## WHAT IS ASKED
a: Summarize the passage on business, market and production risks in Ethiopian agriculture in two sentences.
b: Continue the passage on business, market and production risks in Ethiopian agriculture, starting after its final sentence.

## SOURCE
──────────────────────────────
Conducive Business Environmental Risks: Changes in governmental or business regulations, macro-economic environment, political risks, and trade restrictions are some of the important conducive business environmental risks

Market Risks

These risks arise on the market level. This include commodity and input price volatility, and co-contractor default risk. Usually these risks have ripple effects on to the farm gate and thereby affecting all stakeholders.
Although all these risks effect across the supply chain, some actors bear the major brunt. Production risks majorly impacts small coffee growers.

Agriculture, the leading sector of Ethiopian economy, is chiefly characterized by small land holding system and traditional farming techniques. Poor agricultural performance have been the cumulative result of decreased soil fertility, climatic variations, poor infrastructure, environmental degradation and land scarcity. Rural households in Ethiopia exist in a precarious environments. Plagued by various natural and man-made troubles that exposes them to some serious challenges.

For example, high price volatility, low demand and inadequate access to resources leads to market failure for certain products and factors of production. This have a major influence on resource allocation decisions of rural households.
──────────────────────────────
## ENTRIES

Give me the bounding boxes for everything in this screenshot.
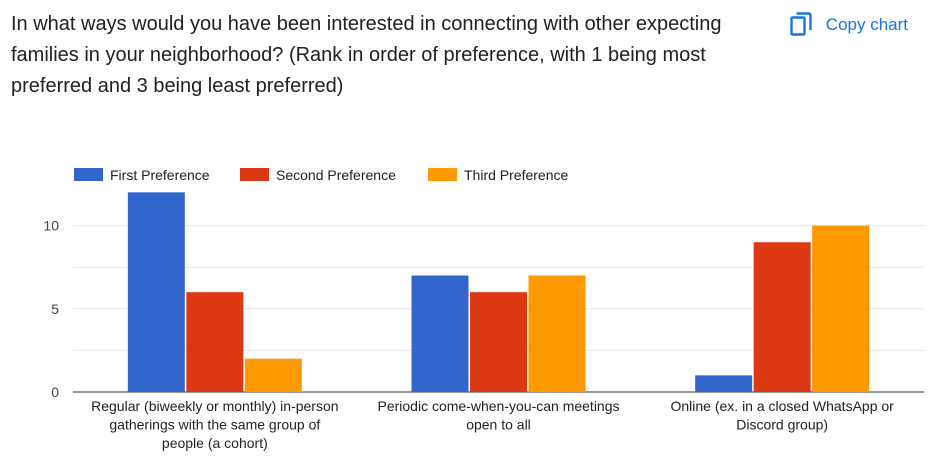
category-label: gatherings with the same group of bbox=[109, 417, 320, 433]
legend-swatch bbox=[240, 168, 269, 181]
bar-1-3 bbox=[695, 375, 753, 392]
category-label: Online (ex. in a closed WhatsApp or bbox=[670, 398, 894, 414]
legend-swatch bbox=[428, 168, 457, 181]
category-label: Regular (biweekly or monthly) in-person bbox=[91, 398, 338, 414]
question-title: In what ways would you have been interes… bbox=[11, 13, 722, 97]
legend-label: Second Preference bbox=[276, 167, 396, 183]
copy-chart-label: Copy chart bbox=[825, 14, 908, 34]
bar-2-3 bbox=[753, 242, 811, 392]
bar-3-2 bbox=[528, 275, 586, 392]
y-tick-label: 10 bbox=[43, 218, 59, 234]
bar-1-1 bbox=[127, 192, 185, 392]
copy-chart-button[interactable]: Copy chart bbox=[786, 10, 912, 39]
category-label: Periodic come-when-you-can meetings bbox=[378, 398, 620, 414]
legend-label: Third Preference bbox=[464, 167, 568, 183]
legend-swatch bbox=[74, 168, 103, 181]
bar-2-1 bbox=[186, 292, 244, 392]
category-label: Discord group) bbox=[736, 417, 828, 433]
bar-chart: 0 5 10 Regular (biweekly or monthly) in-per… bbox=[43, 167, 924, 451]
bar-3-1 bbox=[244, 358, 302, 392]
category-label: open to all bbox=[466, 417, 531, 433]
y-tick-label: 5 bbox=[51, 301, 59, 317]
category-label: people (a cohort) bbox=[162, 435, 268, 451]
bar-1-2 bbox=[411, 275, 469, 392]
bar-2-2 bbox=[470, 292, 527, 392]
legend-label: First Preference bbox=[110, 167, 210, 183]
y-tick-label: 0 bbox=[51, 384, 59, 400]
bar-3-3 bbox=[812, 225, 870, 392]
copy-icon bbox=[790, 12, 812, 36]
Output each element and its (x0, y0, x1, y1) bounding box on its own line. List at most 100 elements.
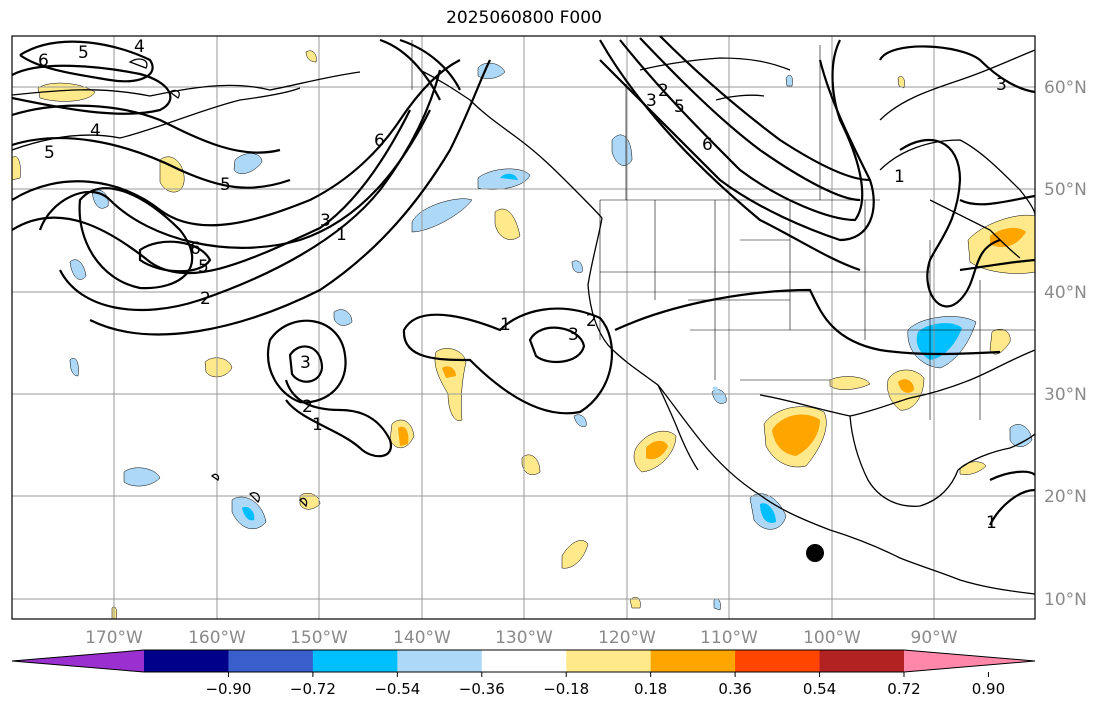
colorbar-tick-label: 0.72 (887, 680, 920, 698)
shade-patch (242, 506, 255, 521)
shade-patch (69, 259, 87, 280)
shade-patch (434, 348, 467, 421)
contour-label: 3 (300, 353, 311, 373)
colorbar-bin (735, 650, 821, 672)
lon-label: 120°W (598, 628, 656, 648)
shade-patch (494, 208, 521, 240)
contour-label: 2 (200, 289, 211, 309)
shade-patch (785, 75, 793, 87)
colorbar-tick-label: −0.90 (205, 680, 251, 698)
shade-patch (571, 260, 583, 273)
shade-patch (646, 440, 668, 460)
shade-patch (898, 379, 914, 393)
colorbar-tick-label: 0.18 (634, 680, 667, 698)
shade-patch (611, 134, 633, 166)
shade-patch (69, 358, 79, 377)
map-title: 2025060800 F000 (446, 8, 602, 28)
shade-patch (12, 156, 21, 181)
shade-patch (1009, 424, 1033, 447)
shade-patch (333, 309, 353, 326)
shade-patch (959, 461, 987, 475)
shade-patch (897, 76, 905, 89)
shade-patch (411, 198, 473, 233)
contour-label: 6 (702, 135, 713, 155)
contour-label: 1 (500, 315, 511, 335)
lon-label: 160°W (188, 628, 246, 648)
colorbar-bin (650, 650, 736, 672)
colorbar-bin (397, 650, 483, 672)
contour-label: 3 (320, 211, 331, 231)
lon-label: 140°W (393, 628, 451, 648)
coastlines (12, 49, 1035, 595)
shade-patch (442, 366, 456, 378)
colorbar-bin (481, 650, 567, 672)
contour-label: 4 (134, 37, 145, 57)
shade-patch (772, 414, 820, 456)
colorbar-tick-label: −0.72 (290, 680, 336, 698)
contour-label: 6 (190, 239, 201, 259)
contour-label: 5 (78, 43, 89, 63)
colorbar-tick-label: 0.54 (803, 680, 836, 698)
colorbar-tick-label: −0.18 (543, 680, 589, 698)
colorbar-tick-label: 0.90 (972, 680, 1005, 698)
contour-label: 2 (658, 81, 669, 101)
shade-patch (760, 503, 776, 523)
lon-label: 130°W (495, 628, 553, 648)
colorbar-bin (566, 650, 652, 672)
shade-patch (37, 82, 96, 102)
shade-patch (305, 50, 317, 63)
political-borders (411, 40, 1035, 420)
contour-label: 3 (646, 91, 657, 111)
longitude-labels: 170°W 160°W 150°W 140°W 130°W 120°W 110°… (85, 628, 958, 648)
shade-patch (573, 414, 587, 427)
shade-patch (398, 426, 409, 446)
lat-label: 40°N (1044, 283, 1087, 303)
shade-patch (123, 467, 161, 487)
shade-patch (477, 168, 531, 190)
contour-label: 1 (336, 225, 347, 245)
lon-label: 150°W (290, 628, 348, 648)
shade-patch (500, 173, 518, 180)
shade-patch (159, 156, 185, 193)
graticule (12, 36, 1035, 619)
lon-label: 100°W (803, 628, 861, 648)
lat-label: 60°N (1044, 78, 1087, 98)
colorbar-extend-low (12, 650, 144, 672)
colorbar-outline (11, 649, 1036, 673)
lon-label: 90°W (911, 628, 958, 648)
lat-label: 50°N (1044, 180, 1087, 200)
colorbar-tick-label: −0.36 (459, 680, 505, 698)
lat-label: 10°N (1044, 590, 1087, 610)
contour-label: 1 (312, 415, 323, 435)
lon-label: 170°W (85, 628, 143, 648)
shade-patch (712, 386, 719, 394)
contour-labels: 6 5 4 4 5 6 5 3 1 6 5 2 3 2 1 3 2 1 3 2 … (38, 37, 1007, 533)
shade-patch (204, 357, 233, 378)
shading-layer (12, 50, 1035, 619)
latitude-labels: 60°N 50°N 40°N 30°N 20°N 10°N (1044, 78, 1087, 610)
colorbar-bin (312, 650, 398, 672)
contour-label: 2 (586, 311, 597, 331)
lat-label: 20°N (1044, 487, 1087, 507)
colorbar-bin (144, 650, 229, 672)
contour-label: 4 (90, 121, 101, 141)
colorbar-extend-high (904, 650, 1035, 672)
contour-lines (12, 36, 1035, 526)
lat-label: 30°N (1044, 385, 1087, 405)
marker-dot (806, 544, 824, 562)
contour-label: 2 (302, 397, 313, 417)
contour-label: 6 (374, 131, 385, 151)
contour-label: 3 (568, 325, 579, 345)
shade-patch (521, 454, 541, 475)
map-frame (11, 35, 1036, 620)
shade-patch (713, 598, 721, 611)
contour-label: 1 (894, 167, 905, 187)
shade-patch (233, 153, 263, 174)
contour-label: 5 (220, 175, 231, 195)
contour-label: 5 (674, 97, 685, 117)
shade-patch (990, 227, 1026, 248)
contour-label: 3 (996, 75, 1007, 95)
contour-label: 5 (198, 257, 209, 277)
shade-patch (989, 329, 1011, 355)
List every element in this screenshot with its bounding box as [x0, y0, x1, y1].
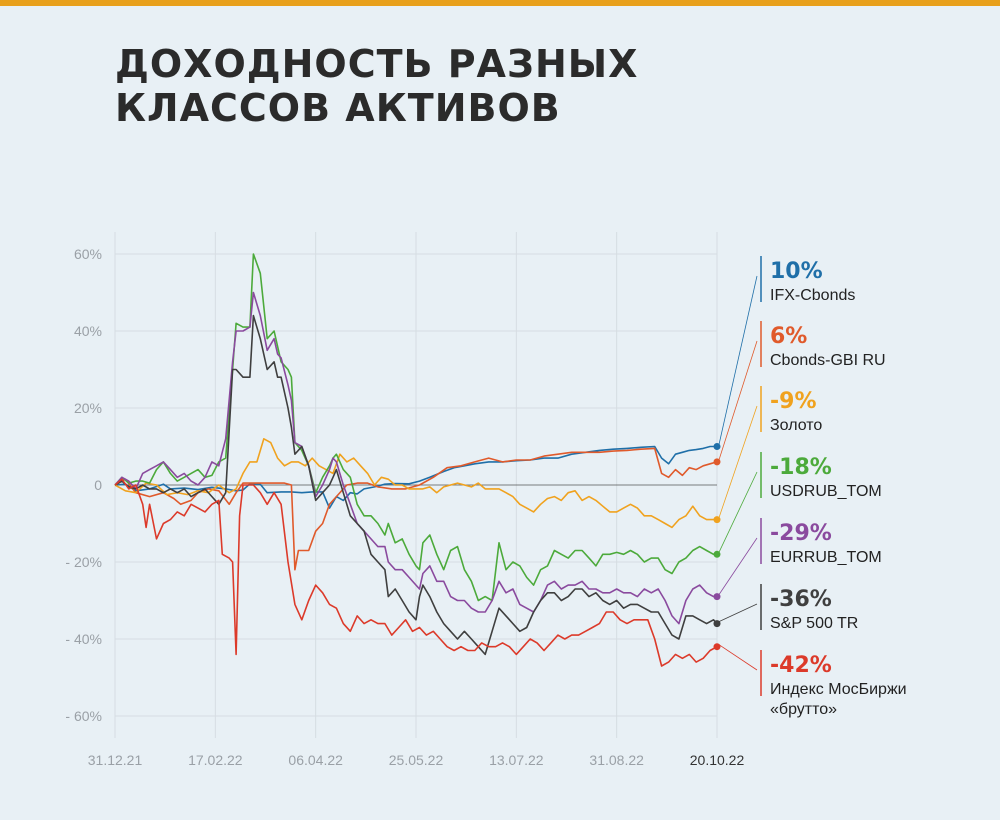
- legend-item: -29% EURRUB_TOM: [718, 518, 882, 595]
- legend-value: 10%: [770, 259, 823, 284]
- x-tick-label: 13.07.22: [489, 752, 544, 768]
- legend-connector: [718, 644, 758, 671]
- y-tick-label: - 20%: [65, 554, 102, 570]
- top-accent-bar: [0, 0, 1000, 6]
- x-axis-ticks: 31.12.21 17.02.22 06.04.22 25.05.22 13.07.22…: [88, 752, 745, 768]
- series-line: [114, 314, 718, 656]
- y-tick-label: 0: [94, 477, 102, 493]
- legend-name: S&P 500 TR: [770, 615, 858, 632]
- series-end-dot: [713, 593, 721, 601]
- legend-connector: [718, 405, 758, 518]
- series-line: [114, 253, 717, 602]
- x-tick-label: 17.02.22: [188, 752, 243, 768]
- y-tick-label: 20%: [74, 400, 102, 416]
- legend-value: -18%: [770, 455, 832, 480]
- series-end-dot: [713, 516, 721, 524]
- series-line: [114, 291, 717, 625]
- x-tick-label: 20.10.22: [690, 752, 745, 768]
- legend-name: Индекс МосБиржи «брутто»: [770, 681, 907, 718]
- y-axis-ticks: 60% 40% 20% 0 - 20% - 40% - 60%: [65, 246, 102, 724]
- series-end-dot: [713, 620, 721, 628]
- legend-name: IFX-Cbonds: [770, 287, 855, 304]
- legend-item: -36% S&P 500 TR: [718, 584, 858, 632]
- series-line: [114, 447, 718, 571]
- legend-connector: [718, 275, 758, 445]
- series-end-dot: [713, 550, 721, 558]
- legend-name: USDRUB_TOM: [770, 483, 882, 500]
- series-lines: [114, 253, 721, 667]
- legend-item: -42% Индекс МосБиржи «брутто»: [718, 644, 907, 718]
- x-tick-label: 31.08.22: [589, 752, 644, 768]
- series-line: [114, 478, 718, 667]
- series-end-dot: [713, 643, 721, 651]
- title-line-2: КЛАССОВ АКТИВОВ: [115, 86, 561, 130]
- legend-value: 6%: [770, 324, 807, 349]
- legend-name-line: «брутто»: [770, 701, 837, 718]
- legend-item: 6% Cbonds-GBI RU: [718, 321, 886, 461]
- legend-value: -9%: [770, 389, 816, 414]
- x-tick-label: 06.04.22: [288, 752, 343, 768]
- x-tick-label: 25.05.22: [389, 752, 444, 768]
- y-tick-label: 40%: [74, 323, 102, 339]
- legend-item: -9% Золото: [718, 386, 822, 518]
- legend-value: -42%: [770, 653, 832, 678]
- legend-value: -29%: [770, 521, 832, 546]
- legend-name-line: Индекс МосБиржи: [770, 681, 907, 698]
- legend-connector: [718, 340, 758, 461]
- legend-item: -18% USDRUB_TOM: [718, 452, 882, 553]
- legend-name: Золото: [770, 417, 822, 434]
- legend-value: -36%: [770, 587, 832, 612]
- y-tick-label: - 60%: [65, 708, 102, 724]
- x-tick-label: 31.12.21: [88, 752, 143, 768]
- series-end-dot: [713, 458, 721, 466]
- series-line: [114, 445, 717, 509]
- legend-name: EURRUB_TOM: [770, 549, 882, 566]
- page-title: ДОХОДНОСТЬ РАЗНЫХ КЛАССОВ АКТИВОВ: [115, 42, 638, 130]
- legend-item: 10% IFX-Cbonds: [718, 256, 855, 445]
- legend-name: Cbonds-GBI RU: [770, 352, 886, 369]
- legend-connector: [718, 471, 758, 553]
- y-tick-label: - 40%: [65, 631, 102, 647]
- y-tick-label: 60%: [74, 246, 102, 262]
- legend: 10% IFX-Cbonds 6% Cbonds-GBI RU -9% Золото -18…: [718, 256, 907, 718]
- title-line-1: ДОХОДНОСТЬ РАЗНЫХ: [115, 42, 639, 86]
- series-line: [114, 438, 717, 529]
- legend-connector: [718, 537, 758, 595]
- series-end-dot: [713, 443, 721, 450]
- legend-connector: [718, 603, 758, 622]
──────────────────────────────
## ANSWERS TO THE EXERCISE
a: Changes in regulations, the macroeconomic environment, politics and trade create business environment risks, and market risks such as commodity and input price volatility and co-contractor default ripple to the farm gate and affect all stakeholders, while production risks mainly affect small coffee growers. Ethiopian agriculture, built on small landholdings and traditional techniques, has performed poorly because of declining soil fertility, climatic variation, poor infrastructure, environmental degradation and land scarcity, and price volatility, low demand and poor access to resources lead to market failures that shape how rural households allocate resources.

b:
In addition to the risks discussed earlier, there are some other sources of risk for coffee production and marketing. These are changes in climatic conditions and price fluctuations for coffee, both of which have an unpredictable impact on the final output.

Price risks are the most common type of risk, which occurs due to the delay in deciding which plant to crop and the time to harvest it. Obviously, market prices at the point of sale are unpredictable at the time of production decisions. In the coffee producing areas of Ethiopia, coffee production and marketing factors may curtail the rate of coffee production and yield quality.

Such risks are more critical for poor coffee farmers where there is a serious lack of information and restrictions in the market with a time delay between planting and harvesting. This can have serious implications on the life of coffee farmers in many ways such as on their health, their children education, access to food, sanitation, clean water, livelihood insecurity and income.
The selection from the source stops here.